**YOUR OBJECTIVE:**
The data below should be printed in full, exactly, and without any of its images.

**EXTRACTED INFORMATION:**
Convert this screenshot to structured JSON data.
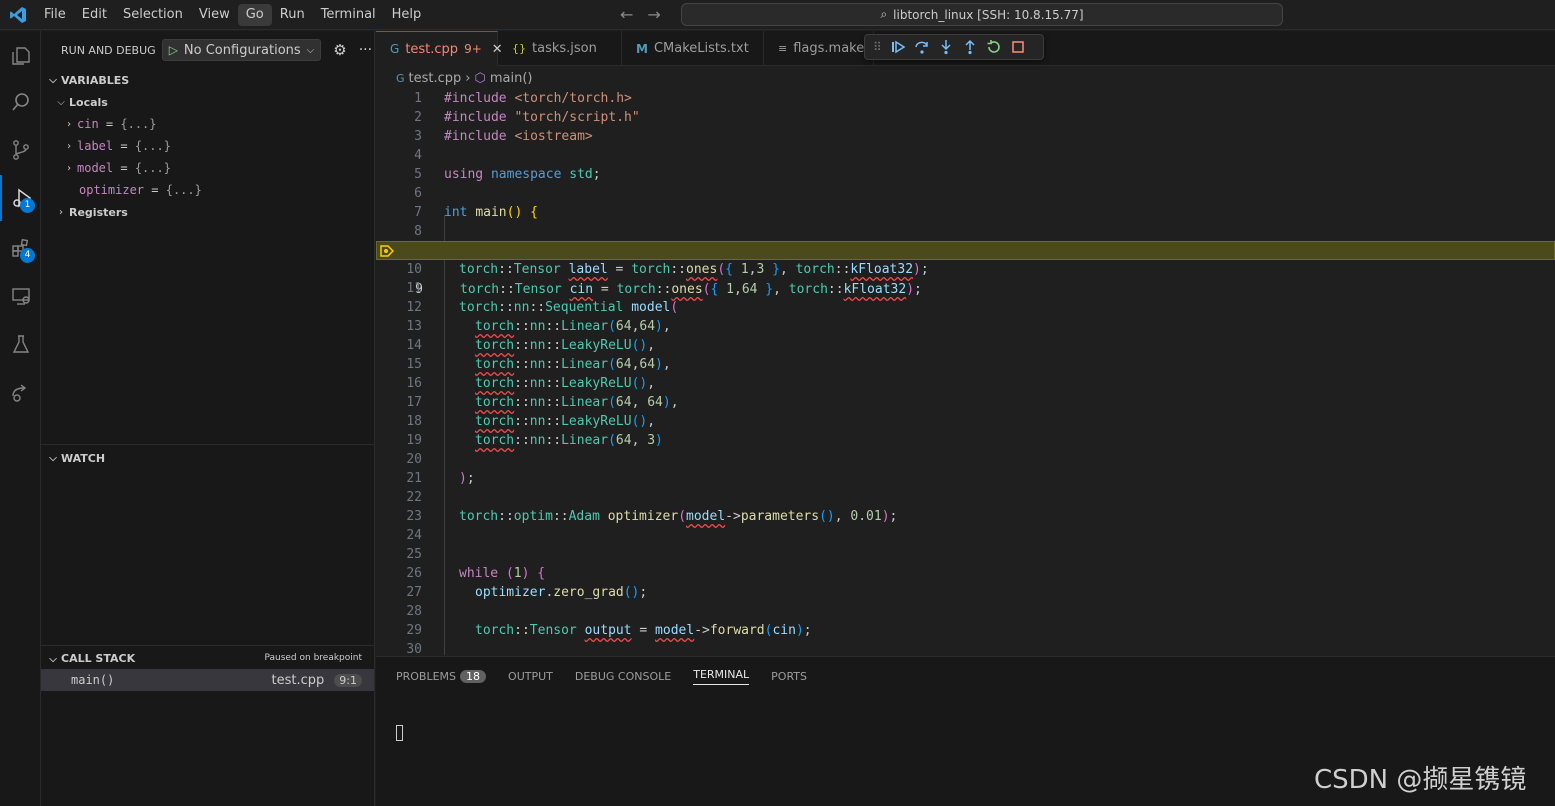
{
  "menu": [
    "File",
    "Edit",
    "Selection",
    "View",
    "Go",
    "Run",
    "Terminal",
    "Help"
  ],
  "command_center": "libtorch_linux [SSH: 10.8.15.77]",
  "activity": {
    "debug_badge": "1",
    "extensions_badge": "4"
  },
  "sidebar": {
    "title": "RUN AND DEBUG",
    "config": "No Configurations",
    "variables_title": "VARIABLES",
    "locals_label": "Locals",
    "locals": [
      {
        "name": "cin",
        "value": "{...}"
      },
      {
        "name": "label",
        "value": "{...}"
      },
      {
        "name": "model",
        "value": "{...}"
      },
      {
        "name": "optimizer",
        "value": "{...}"
      }
    ],
    "registers_label": "Registers",
    "watch_title": "WATCH",
    "callstack_title": "CALL STACK",
    "callstack_status": "Paused on breakpoint",
    "frame": {
      "fn": "main()",
      "file": "test.cpp",
      "pos": "9:1"
    }
  },
  "tabs": [
    {
      "label": "test.cpp",
      "badge": "9+",
      "icon": "cpp-icon"
    },
    {
      "label": "tasks.json",
      "icon": "json-icon"
    },
    {
      "label": "CMakeLists.txt",
      "icon": "cmake-icon"
    },
    {
      "label": "flags.make",
      "icon": "file-lines-icon"
    }
  ],
  "breadcrumb": {
    "file": "test.cpp",
    "symbol": "main()"
  },
  "editor": {
    "current_line": 9,
    "line_numbers": [
      "1",
      "2",
      "3",
      "4",
      "5",
      "6",
      "7",
      "8",
      "9",
      "10",
      "11",
      "12",
      "13",
      "14",
      "15",
      "16",
      "17",
      "18",
      "19",
      "20",
      "21",
      "22",
      "23",
      "24",
      "25",
      "26",
      "27",
      "28",
      "29",
      "30"
    ]
  },
  "panel": {
    "tabs": [
      "PROBLEMS",
      "OUTPUT",
      "DEBUG CONSOLE",
      "TERMINAL",
      "PORTS"
    ],
    "problems_count": "18",
    "active": "TERMINAL"
  },
  "watermark": "CSDN @撷星镌镜"
}
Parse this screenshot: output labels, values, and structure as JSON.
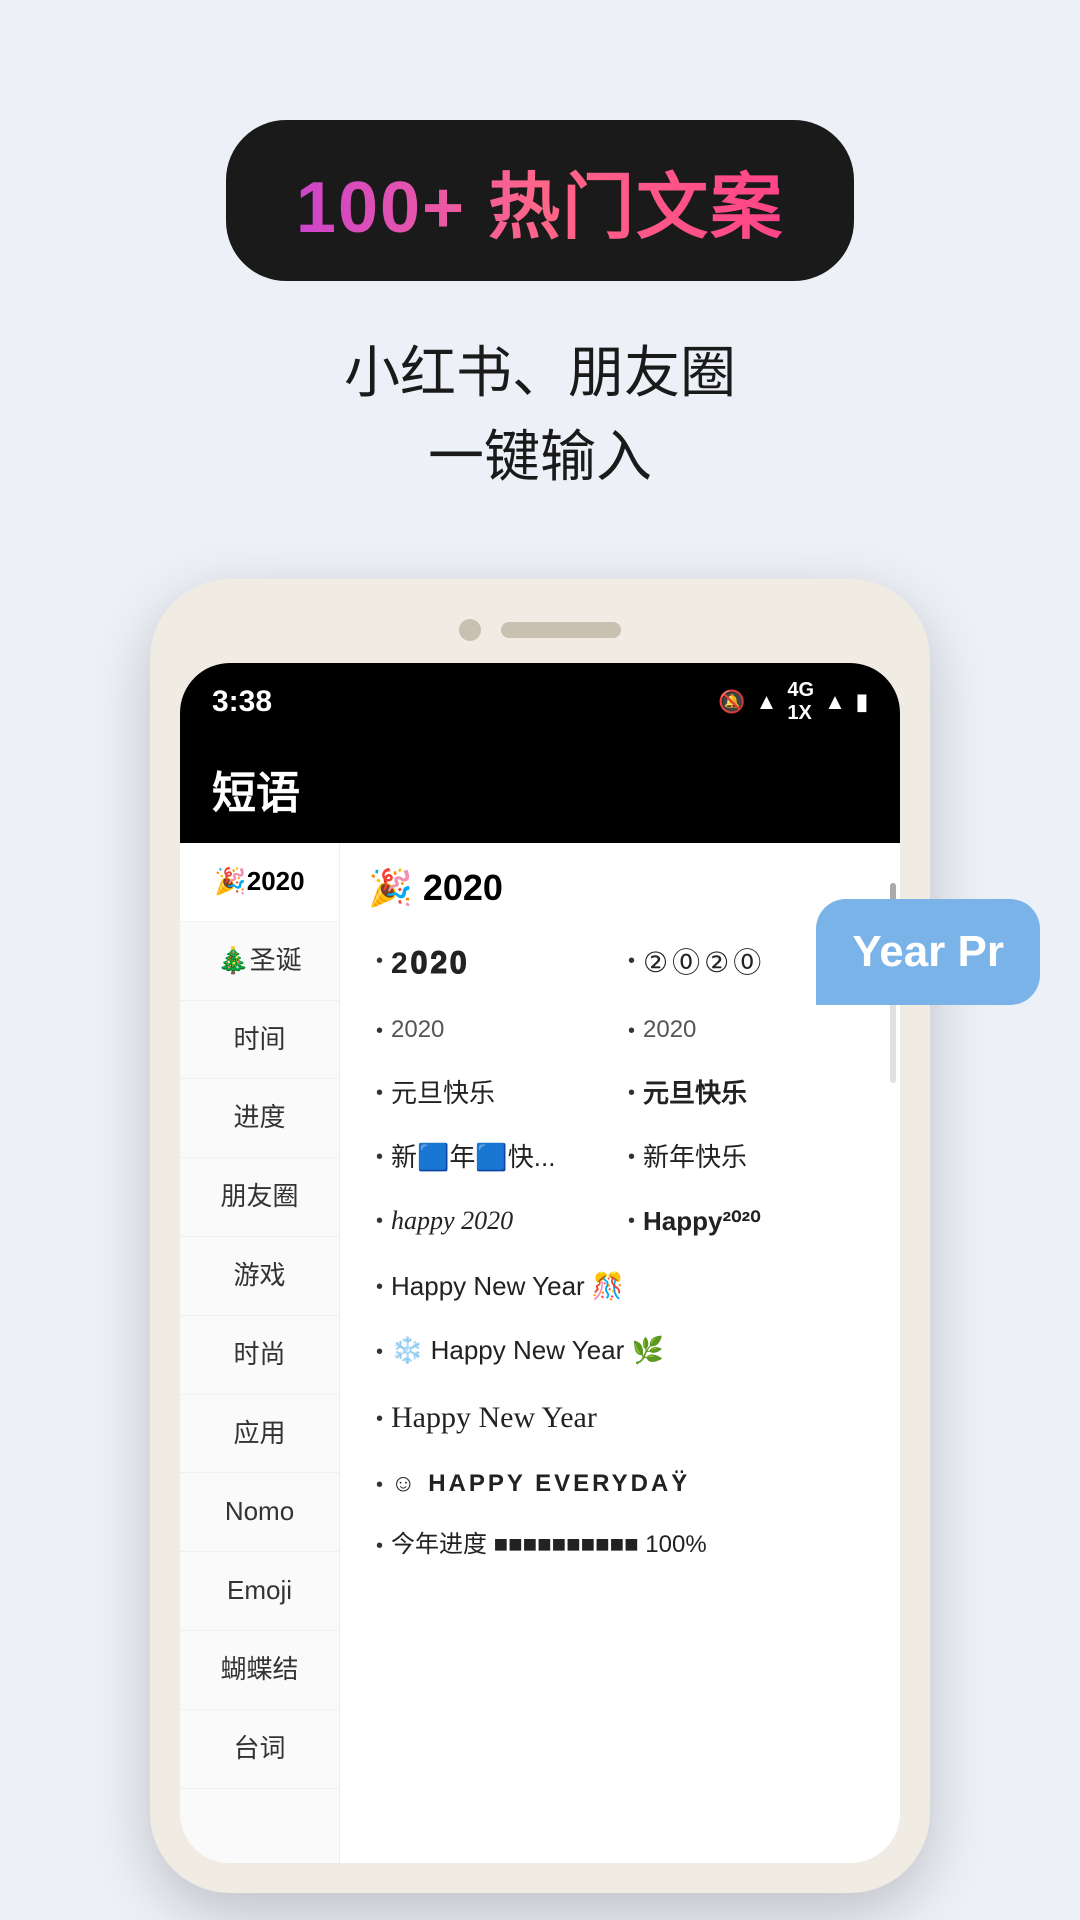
{
  "page": {
    "background": "#edf0f7"
  },
  "badge": {
    "text": "100+ 热门文案"
  },
  "subtitle": {
    "line1": "小红书、朋友圈",
    "line2": "一键输入"
  },
  "phone": {
    "status_bar": {
      "time": "3:38",
      "icons": "🔕 📶 4G 1X 📶 🔋"
    },
    "app_title": "短语",
    "sidebar_items": [
      {
        "label": "🎉2020",
        "active": true
      },
      {
        "label": "🎄圣诞",
        "active": false
      },
      {
        "label": "时间",
        "active": false
      },
      {
        "label": "进度",
        "active": false
      },
      {
        "label": "朋友圈",
        "active": false
      },
      {
        "label": "游戏",
        "active": false
      },
      {
        "label": "时尚",
        "active": false
      },
      {
        "label": "应用",
        "active": false
      },
      {
        "label": "Nomo",
        "active": false
      },
      {
        "label": "Emoji",
        "active": false
      },
      {
        "label": "蝴蝶结",
        "active": false
      },
      {
        "label": "台词",
        "active": false
      }
    ],
    "section_title": "🎉 2020",
    "content_items": [
      {
        "col": 1,
        "text": "2020",
        "style": "normal",
        "bullet": "•"
      },
      {
        "col": 2,
        "text": "②⓪②⓪",
        "style": "circled",
        "bullet": "•"
      },
      {
        "col": 1,
        "text": "2020",
        "style": "small",
        "bullet": "•"
      },
      {
        "col": 2,
        "text": "2020",
        "style": "small",
        "bullet": "•"
      },
      {
        "col": 1,
        "text": "元旦快乐",
        "style": "normal",
        "bullet": "•"
      },
      {
        "col": 2,
        "text": "元旦快乐",
        "style": "bold",
        "bullet": "•"
      },
      {
        "col": 1,
        "text": "新🟦年🟦快...",
        "style": "normal",
        "bullet": "•"
      },
      {
        "col": 2,
        "text": "新年快乐",
        "style": "normal",
        "bullet": "•"
      },
      {
        "col": 1,
        "text": "happy 2020",
        "style": "cursive",
        "bullet": "•"
      },
      {
        "col": 2,
        "text": "Happy²⁰²⁰",
        "style": "bold",
        "bullet": "•"
      },
      {
        "col": "full",
        "text": "Happy New Year 🎊",
        "style": "normal",
        "bullet": "•"
      },
      {
        "col": "full",
        "text": "❄️ Happy New Year 🌿",
        "style": "normal",
        "bullet": "•"
      },
      {
        "col": "full",
        "text": "Happy New Year",
        "style": "script",
        "bullet": "•"
      },
      {
        "col": "full",
        "text": "☺ HAPPY EVERYDAŸ",
        "style": "spaced",
        "bullet": "•"
      },
      {
        "col": "full",
        "text": "今年进度 ■■■■■■■■■■ 100%",
        "style": "progress",
        "bullet": "•"
      }
    ],
    "speech_bubble": {
      "text": "Year Pr"
    }
  }
}
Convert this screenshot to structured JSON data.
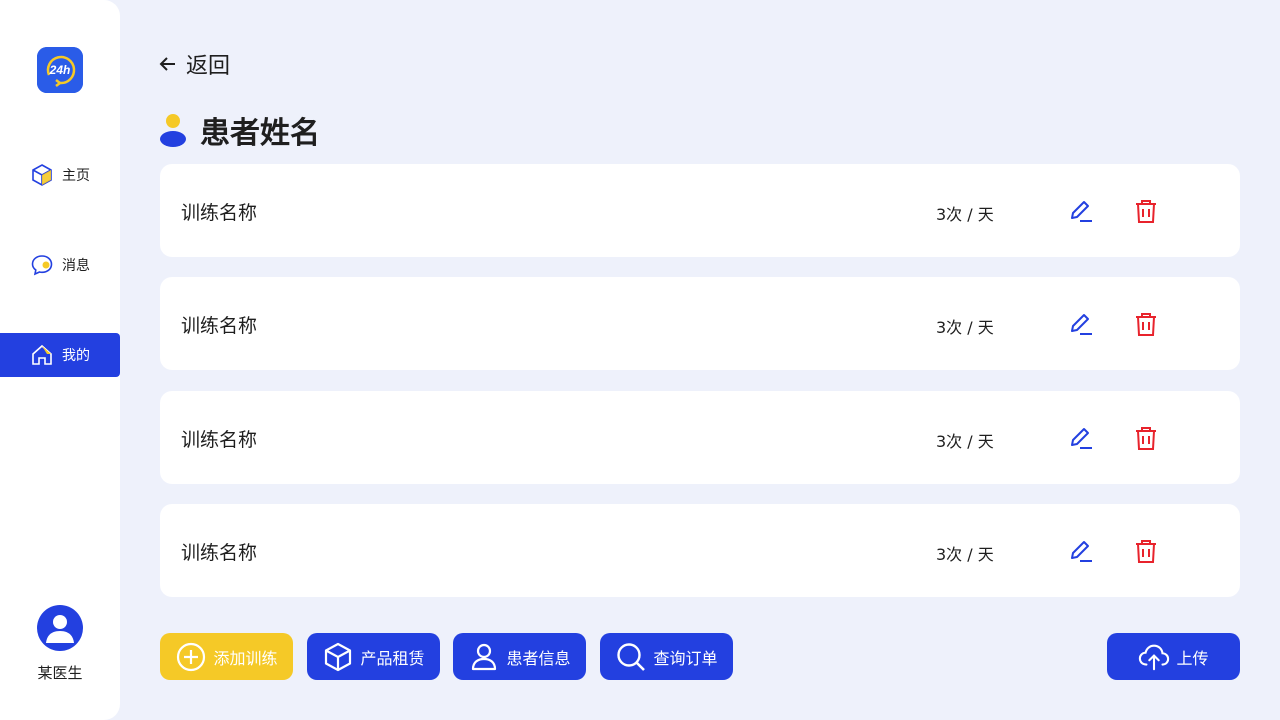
{
  "sidebar": {
    "logo_text": "24h",
    "nav": [
      {
        "label": "主页",
        "icon": "box-icon"
      },
      {
        "label": "消息",
        "icon": "chat-icon"
      },
      {
        "label": "我的",
        "icon": "home-icon",
        "active": true
      }
    ],
    "doctor_name": "某医生"
  },
  "header": {
    "back_label": "返回",
    "patient_name": "患者姓名"
  },
  "trainings": [
    {
      "name": "训练名称",
      "frequency": "3次 / 天"
    },
    {
      "name": "训练名称",
      "frequency": "3次 / 天"
    },
    {
      "name": "训练名称",
      "frequency": "3次 / 天"
    },
    {
      "name": "训练名称",
      "frequency": "3次 / 天"
    }
  ],
  "actions": {
    "add_training": "添加训练",
    "product_rental": "产品租赁",
    "patient_info": "患者信息",
    "query_orders": "查询订单",
    "upload": "上传"
  },
  "colors": {
    "primary": "#2340e0",
    "accent_yellow": "#f5c927",
    "delete_red": "#e8232c",
    "background": "#eef1fb"
  }
}
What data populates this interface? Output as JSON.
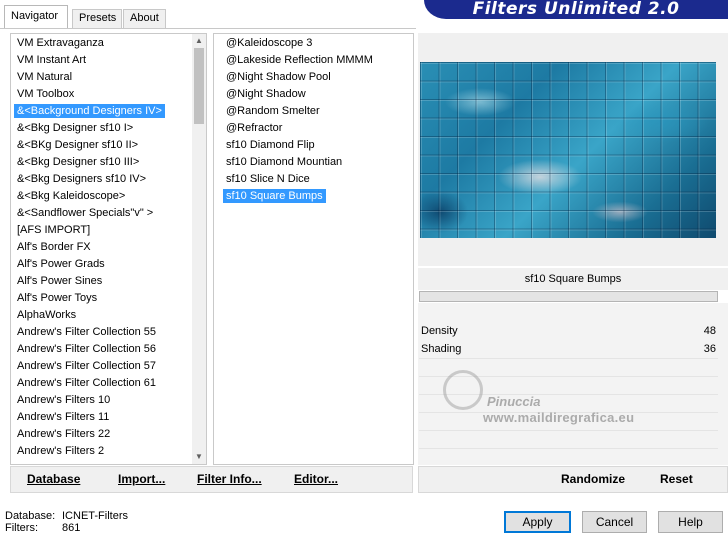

**EXERCISE OUTPUT:**
Convert this screenshot to structured JSON data.
{
  "menu": [
    "File",
    "Edit",
    "Selection",
    "View",
    "Go",
    "Run",
    "Terminal",
    "Help"
  ],
  "command_center": "libtorch_linux [SSH: 10.8.15.77]",
  "activity": {
    "debug_badge": "1",
    "extensions_badge": "4"
  },
  "sidebar": {
    "title": "RUN AND DEBUG",
    "config": "No Configurations",
    "variables_title": "VARIABLES",
    "locals_label": "Locals",
    "locals": [
      {
        "name": "cin",
        "value": "{...}"
      },
      {
        "name": "label",
        "value": "{...}"
      },
      {
        "name": "model",
        "value": "{...}"
      },
      {
        "name": "optimizer",
        "value": "{...}"
      }
    ],
    "registers_label": "Registers",
    "watch_title": "WATCH",
    "callstack_title": "CALL STACK",
    "callstack_status": "Paused on breakpoint",
    "frame": {
      "fn": "main()",
      "file": "test.cpp",
      "pos": "9:1"
    }
  },
  "tabs": [
    {
      "label": "test.cpp",
      "badge": "9+",
      "icon": "cpp-icon"
    },
    {
      "label": "tasks.json",
      "icon": "json-icon"
    },
    {
      "label": "CMakeLists.txt",
      "icon": "cmake-icon"
    },
    {
      "label": "flags.make",
      "icon": "file-lines-icon"
    }
  ],
  "breadcrumb": {
    "file": "test.cpp",
    "symbol": "main()"
  },
  "editor": {
    "current_line": 9,
    "line_numbers": [
      "1",
      "2",
      "3",
      "4",
      "5",
      "6",
      "7",
      "8",
      "9",
      "10",
      "11",
      "12",
      "13",
      "14",
      "15",
      "16",
      "17",
      "18",
      "19",
      "20",
      "21",
      "22",
      "23",
      "24",
      "25",
      "26",
      "27",
      "28",
      "29",
      "30"
    ]
  },
  "panel": {
    "tabs": [
      "PROBLEMS",
      "OUTPUT",
      "DEBUG CONSOLE",
      "TERMINAL",
      "PORTS"
    ],
    "problems_count": "18",
    "active": "TERMINAL"
  },
  "watermark": "CSDN @撷星镌镜"
}
Parse this screenshot: output labels, values, and structure as JSON.
{
  "page": {
    "background": "#edf0f7"
  },
  "badge": {
    "text": "100+ 热门文案"
  },
  "subtitle": {
    "line1": "小红书、朋友圈",
    "line2": "一键输入"
  },
  "phone": {
    "status_bar": {
      "time": "3:38",
      "icons": "🔕 📶 4G 1X 📶 🔋"
    },
    "app_title": "短语",
    "sidebar_items": [
      {
        "label": "🎉2020",
        "active": true
      },
      {
        "label": "🎄圣诞",
        "active": false
      },
      {
        "label": "时间",
        "active": false
      },
      {
        "label": "进度",
        "active": false
      },
      {
        "label": "朋友圈",
        "active": false
      },
      {
        "label": "游戏",
        "active": false
      },
      {
        "label": "时尚",
        "active": false
      },
      {
        "label": "应用",
        "active": false
      },
      {
        "label": "Nomo",
        "active": false
      },
      {
        "label": "Emoji",
        "active": false
      },
      {
        "label": "蝴蝶结",
        "active": false
      },
      {
        "label": "台词",
        "active": false
      }
    ],
    "section_title": "🎉 2020",
    "content_items": [
      {
        "col": 1,
        "text": "2020",
        "style": "normal",
        "bullet": "•"
      },
      {
        "col": 2,
        "text": "②⓪②⓪",
        "style": "circled",
        "bullet": "•"
      },
      {
        "col": 1,
        "text": "2020",
        "style": "small",
        "bullet": "•"
      },
      {
        "col": 2,
        "text": "2020",
        "style": "small",
        "bullet": "•"
      },
      {
        "col": 1,
        "text": "元旦快乐",
        "style": "normal",
        "bullet": "•"
      },
      {
        "col": 2,
        "text": "元旦快乐",
        "style": "bold",
        "bullet": "•"
      },
      {
        "col": 1,
        "text": "新🟦年🟦快...",
        "style": "normal",
        "bullet": "•"
      },
      {
        "col": 2,
        "text": "新年快乐",
        "style": "normal",
        "bullet": "•"
      },
      {
        "col": 1,
        "text": "happy 2020",
        "style": "cursive",
        "bullet": "•"
      },
      {
        "col": 2,
        "text": "Happy²⁰²⁰",
        "style": "bold",
        "bullet": "•"
      },
      {
        "col": "full",
        "text": "Happy New Year 🎊",
        "style": "normal",
        "bullet": "•"
      },
      {
        "col": "full",
        "text": "❄️ Happy New Year 🌿",
        "style": "normal",
        "bullet": "•"
      },
      {
        "col": "full",
        "text": "Happy New Year",
        "style": "script",
        "bullet": "•"
      },
      {
        "col": "full",
        "text": "☺ HAPPY EVERYDAŸ",
        "style": "spaced",
        "bullet": "•"
      },
      {
        "col": "full",
        "text": "今年进度 ■■■■■■■■■■ 100%",
        "style": "progress",
        "bullet": "•"
      }
    ],
    "speech_bubble": {
      "text": "Year Pr"
    }
  }
}
Convert this screenshot to structured JSON data.
{
  "sidebar": {
    "logo_text": "24h",
    "nav": [
      {
        "label": "主页",
        "icon": "box-icon"
      },
      {
        "label": "消息",
        "icon": "chat-icon"
      },
      {
        "label": "我的",
        "icon": "home-icon",
        "active": true
      }
    ],
    "doctor_name": "某医生"
  },
  "header": {
    "back_label": "返回",
    "patient_name": "患者姓名"
  },
  "trainings": [
    {
      "name": "训练名称",
      "frequency": "3次 / 天"
    },
    {
      "name": "训练名称",
      "frequency": "3次 / 天"
    },
    {
      "name": "训练名称",
      "frequency": "3次 / 天"
    },
    {
      "name": "训练名称",
      "frequency": "3次 / 天"
    }
  ],
  "actions": {
    "add_training": "添加训练",
    "product_rental": "产品租赁",
    "patient_info": "患者信息",
    "query_orders": "查询订单",
    "upload": "上传"
  },
  "colors": {
    "primary": "#2340e0",
    "accent_yellow": "#f5c927",
    "delete_red": "#e8232c",
    "background": "#eef1fb"
  }
}
What data populates this interface? Output as JSON.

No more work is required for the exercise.